### Ejercicios
(a) Según el fragmento sobre el matrimonio, ¿qué tres cosas "siempre puede" hacer el amor de los esposos?
(b) Indica si cada afirmación concuerda con el fragmento sobre el matrimonio y cita las palabras que lo deciden. (i) Los cursillos prematrimoniales son una preparación suficiente. (ii) El matrimonio es un don de Dios. (iii) A veces ya no es posible mejorar en el amor.
(c) Prosigue el fragmento sobre el matrimonio a partir de su última oración.

### Fragmento citado
────────────────
El matrimonio también es un don de Dios. Sólo cuando reconocemos que Dios, y la Presencia, la Gracia de Dios es esencial a la relación esponsal, a la relación de los esposos, es posible vivir el gozo de una relación esponsal en plenitud; la profundidad que tiene esa relación esponsal en plenitud por la sencilla razón de que no tiene fondo. Ahí se pone de manifiesto un amor que siempre puede crecer, mejorar, empezar de nuevo, porque es un amor que es reflejo y presencia, gracia, del amor con el que Dios nos ama y que se nos ha dado en Jesucristo. Es verdad que en la Iglesia actual se le pide a los novios que hagan los cursillos prematrimoniales para que puedan comprender mejor lo que es el matrimonio. Me parece que eso es una preparación muy pobre. Jesucristo ha venido para que vivíamos bien la vida. Vivirla con esperanza, gozo; para que aprendamos a querernos, para que aprendamos como el Señor nos quiere, como ese amor Suyo renueva nuestro corazón y nos hace posible querernos, incluso cuando parece que es imposible volver a quererse, o quererse más. Siempre es posible mejorar en el camino del amor.
────────────────
[Entradas de elementos de diseño]
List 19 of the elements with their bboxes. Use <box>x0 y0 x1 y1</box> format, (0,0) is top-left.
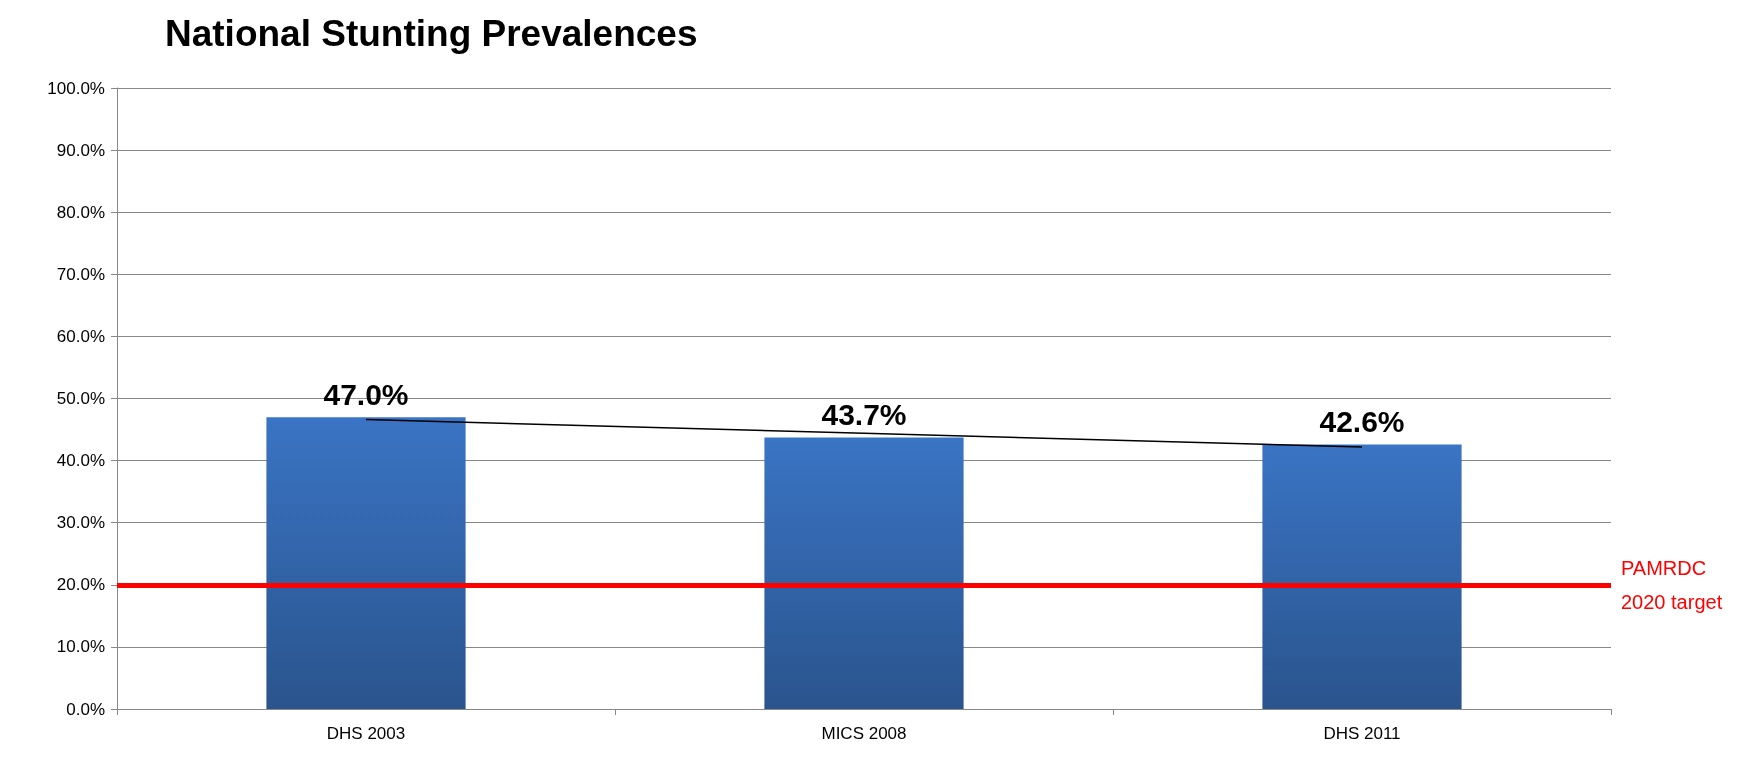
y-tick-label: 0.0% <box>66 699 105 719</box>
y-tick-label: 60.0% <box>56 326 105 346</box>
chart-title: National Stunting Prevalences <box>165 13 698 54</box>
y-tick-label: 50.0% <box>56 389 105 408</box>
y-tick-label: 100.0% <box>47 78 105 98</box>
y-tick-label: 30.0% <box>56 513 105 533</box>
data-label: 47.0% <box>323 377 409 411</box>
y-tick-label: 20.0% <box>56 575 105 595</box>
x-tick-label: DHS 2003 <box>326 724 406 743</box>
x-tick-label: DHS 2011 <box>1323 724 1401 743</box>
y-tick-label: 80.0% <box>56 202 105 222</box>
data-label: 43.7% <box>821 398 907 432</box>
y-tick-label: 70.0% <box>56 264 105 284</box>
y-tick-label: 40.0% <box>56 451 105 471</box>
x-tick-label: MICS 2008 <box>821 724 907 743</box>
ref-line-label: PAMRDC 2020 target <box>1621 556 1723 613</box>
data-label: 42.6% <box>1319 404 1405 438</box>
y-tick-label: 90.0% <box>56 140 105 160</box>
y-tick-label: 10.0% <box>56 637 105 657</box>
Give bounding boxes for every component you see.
────────────────
### Soluciones
(a) Crecer, mejorar y empezar de nuevo.

(b)
(i) No: "Me parece que eso es una preparación muy pobre."
(ii) Sí: "El matrimonio también es un don de Dios."
(iii) No: "Siempre es posible mejorar en el camino del amor."

(c)
Que el Señor, que se nos da en la Eucaristía, abra nuestros corazones a esta realidad. Dios es Amor. Quiere que participemos de Su amor. Nos comunica el secreto de nuestra vida humana como un amor semejante al suyo. Corrigió al escriba, pero lo hizo en la Última Cena: “Amaos los unos a los otros como Yo os he amado”. Es decir, hasta el don de la vida: “No hay mayor amor que dar la vida por aquellos a los que uno ama”. Eso es lo que dice Jesús justamente cuando va a ir a la cruz, cuando sabe que es el don de Su vida lo que nos va a comunicar a nosotros la vida verdadera. A ese mayor amor estamos llamados. La santidad no es otra cosa. La santidad es el modo de la vida de Dios. No es cumplir unas reglas escrupulosamente, estar muy atento a todas ellas. La santidad es que el amor de Dios inunde nuestra vida con su corriente y pueda transformar la pequeñez de nuestro corazón, la dureza, las heridas de nuestro corazón, de forma que podamos crecer en el amor, hasta que resplandezca en nosotros y llene sobreabundantemente nuestras vidas en la vida eterna.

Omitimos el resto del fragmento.